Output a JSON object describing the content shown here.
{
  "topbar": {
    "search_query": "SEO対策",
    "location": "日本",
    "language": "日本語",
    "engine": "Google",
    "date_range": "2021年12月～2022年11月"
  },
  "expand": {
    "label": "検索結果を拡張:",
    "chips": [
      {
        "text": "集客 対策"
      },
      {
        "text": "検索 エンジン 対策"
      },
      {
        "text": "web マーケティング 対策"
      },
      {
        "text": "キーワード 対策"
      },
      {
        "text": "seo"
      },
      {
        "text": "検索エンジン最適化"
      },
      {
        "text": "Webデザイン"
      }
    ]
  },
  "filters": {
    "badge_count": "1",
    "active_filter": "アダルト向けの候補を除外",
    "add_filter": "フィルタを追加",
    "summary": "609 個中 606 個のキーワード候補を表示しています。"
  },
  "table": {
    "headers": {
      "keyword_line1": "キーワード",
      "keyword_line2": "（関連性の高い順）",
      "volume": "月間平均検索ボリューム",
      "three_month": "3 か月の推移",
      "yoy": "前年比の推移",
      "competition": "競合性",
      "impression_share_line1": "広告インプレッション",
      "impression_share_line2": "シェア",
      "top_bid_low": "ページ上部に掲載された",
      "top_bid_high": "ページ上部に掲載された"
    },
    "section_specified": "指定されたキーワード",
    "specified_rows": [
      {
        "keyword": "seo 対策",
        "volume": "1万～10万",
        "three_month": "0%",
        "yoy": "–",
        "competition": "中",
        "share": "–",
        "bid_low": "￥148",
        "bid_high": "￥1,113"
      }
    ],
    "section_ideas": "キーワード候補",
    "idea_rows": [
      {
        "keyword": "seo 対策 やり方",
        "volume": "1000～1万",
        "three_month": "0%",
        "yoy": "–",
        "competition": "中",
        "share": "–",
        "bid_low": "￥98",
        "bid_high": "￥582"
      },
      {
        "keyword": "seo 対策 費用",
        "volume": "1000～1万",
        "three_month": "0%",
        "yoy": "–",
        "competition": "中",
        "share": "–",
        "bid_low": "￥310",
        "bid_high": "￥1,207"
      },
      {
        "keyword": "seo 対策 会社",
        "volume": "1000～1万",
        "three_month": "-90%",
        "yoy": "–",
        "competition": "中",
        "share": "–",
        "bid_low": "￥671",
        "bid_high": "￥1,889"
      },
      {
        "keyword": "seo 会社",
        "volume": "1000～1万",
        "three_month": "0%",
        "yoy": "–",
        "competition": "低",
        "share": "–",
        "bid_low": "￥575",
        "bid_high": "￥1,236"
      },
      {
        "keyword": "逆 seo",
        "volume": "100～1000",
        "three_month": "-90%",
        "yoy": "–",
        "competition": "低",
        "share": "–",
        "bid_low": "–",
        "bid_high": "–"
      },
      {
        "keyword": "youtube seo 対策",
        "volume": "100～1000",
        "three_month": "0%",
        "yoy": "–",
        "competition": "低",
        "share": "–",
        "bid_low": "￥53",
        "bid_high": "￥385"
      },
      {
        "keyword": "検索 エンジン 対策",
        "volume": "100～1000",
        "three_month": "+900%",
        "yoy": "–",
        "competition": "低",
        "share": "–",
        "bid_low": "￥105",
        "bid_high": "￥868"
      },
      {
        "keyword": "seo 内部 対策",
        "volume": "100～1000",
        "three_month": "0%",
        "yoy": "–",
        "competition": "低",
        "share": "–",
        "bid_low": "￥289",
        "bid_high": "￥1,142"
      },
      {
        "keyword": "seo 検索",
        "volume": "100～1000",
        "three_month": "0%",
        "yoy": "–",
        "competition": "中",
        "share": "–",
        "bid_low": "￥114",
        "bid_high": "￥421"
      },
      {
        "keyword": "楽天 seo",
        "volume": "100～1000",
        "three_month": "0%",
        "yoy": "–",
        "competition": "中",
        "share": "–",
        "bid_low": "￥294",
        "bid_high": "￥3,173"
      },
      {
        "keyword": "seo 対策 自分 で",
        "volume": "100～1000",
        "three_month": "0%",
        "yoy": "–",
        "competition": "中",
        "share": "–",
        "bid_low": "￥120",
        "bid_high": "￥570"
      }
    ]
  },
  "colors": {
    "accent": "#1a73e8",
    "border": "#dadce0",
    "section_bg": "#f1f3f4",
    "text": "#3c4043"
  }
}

* **What this task involves**
Output every line above without altering anything.

* **Solution for this task**
Output a JSON object describing the content shown here.
{
  "topbar": {
    "search_query": "SEO対策",
    "location": "日本",
    "language": "日本語",
    "engine": "Google",
    "date_range": "2021年12月～2022年11月"
  },
  "expand": {
    "label": "検索結果を拡張:",
    "chips": [
      {
        "text": "集客 対策"
      },
      {
        "text": "検索 エンジン 対策"
      },
      {
        "text": "web マーケティング 対策"
      },
      {
        "text": "キーワード 対策"
      },
      {
        "text": "seo"
      },
      {
        "text": "検索エンジン最適化"
      },
      {
        "text": "Webデザイン"
      }
    ]
  },
  "filters": {
    "badge_count": "1",
    "active_filter": "アダルト向けの候補を除外",
    "add_filter": "フィルタを追加",
    "summary": "609 個中 606 個のキーワード候補を表示しています。"
  },
  "table": {
    "headers": {
      "keyword_line1": "キーワード",
      "keyword_line2": "（関連性の高い順）",
      "volume": "月間平均検索ボリューム",
      "three_month": "3 か月の推移",
      "yoy": "前年比の推移",
      "competition": "競合性",
      "impression_share_line1": "広告インプレッション",
      "impression_share_line2": "シェア",
      "top_bid_low": "ページ上部に掲載された",
      "top_bid_high": "ページ上部に掲載された"
    },
    "section_specified": "指定されたキーワード",
    "specified_rows": [
      {
        "keyword": "seo 対策",
        "volume": "1万～10万",
        "three_month": "0%",
        "yoy": "–",
        "competition": "中",
        "share": "–",
        "bid_low": "￥148",
        "bid_high": "￥1,113"
      }
    ],
    "section_ideas": "キーワード候補",
    "idea_rows": [
      {
        "keyword": "seo 対策 やり方",
        "volume": "1000～1万",
        "three_month": "0%",
        "yoy": "–",
        "competition": "中",
        "share": "–",
        "bid_low": "￥98",
        "bid_high": "￥582"
      },
      {
        "keyword": "seo 対策 費用",
        "volume": "1000～1万",
        "three_month": "0%",
        "yoy": "–",
        "competition": "中",
        "share": "–",
        "bid_low": "￥310",
        "bid_high": "￥1,207"
      },
      {
        "keyword": "seo 対策 会社",
        "volume": "1000～1万",
        "three_month": "-90%",
        "yoy": "–",
        "competition": "中",
        "share": "–",
        "bid_low": "￥671",
        "bid_high": "￥1,889"
      },
      {
        "keyword": "seo 会社",
        "volume": "1000～1万",
        "three_month": "0%",
        "yoy": "–",
        "competition": "低",
        "share": "–",
        "bid_low": "￥575",
        "bid_high": "￥1,236"
      },
      {
        "keyword": "逆 seo",
        "volume": "100～1000",
        "three_month": "-90%",
        "yoy": "–",
        "competition": "低",
        "share": "–",
        "bid_low": "–",
        "bid_high": "–"
      },
      {
        "keyword": "youtube seo 対策",
        "volume": "100～1000",
        "three_month": "0%",
        "yoy": "–",
        "competition": "低",
        "share": "–",
        "bid_low": "￥53",
        "bid_high": "￥385"
      },
      {
        "keyword": "検索 エンジン 対策",
        "volume": "100～1000",
        "three_month": "+900%",
        "yoy": "–",
        "competition": "低",
        "share": "–",
        "bid_low": "￥105",
        "bid_high": "￥868"
      },
      {
        "keyword": "seo 内部 対策",
        "volume": "100～1000",
        "three_month": "0%",
        "yoy": "–",
        "competition": "低",
        "share": "–",
        "bid_low": "￥289",
        "bid_high": "￥1,142"
      },
      {
        "keyword": "seo 検索",
        "volume": "100～1000",
        "three_month": "0%",
        "yoy": "–",
        "competition": "中",
        "share": "–",
        "bid_low": "￥114",
        "bid_high": "￥421"
      },
      {
        "keyword": "楽天 seo",
        "volume": "100～1000",
        "three_month": "0%",
        "yoy": "–",
        "competition": "中",
        "share": "–",
        "bid_low": "￥294",
        "bid_high": "￥3,173"
      },
      {
        "keyword": "seo 対策 自分 で",
        "volume": "100～1000",
        "three_month": "0%",
        "yoy": "–",
        "competition": "中",
        "share": "–",
        "bid_low": "￥120",
        "bid_high": "￥570"
      }
    ]
  },
  "colors": {
    "accent": "#1a73e8",
    "border": "#dadce0",
    "section_bg": "#f1f3f4",
    "text": "#3c4043"
  }
}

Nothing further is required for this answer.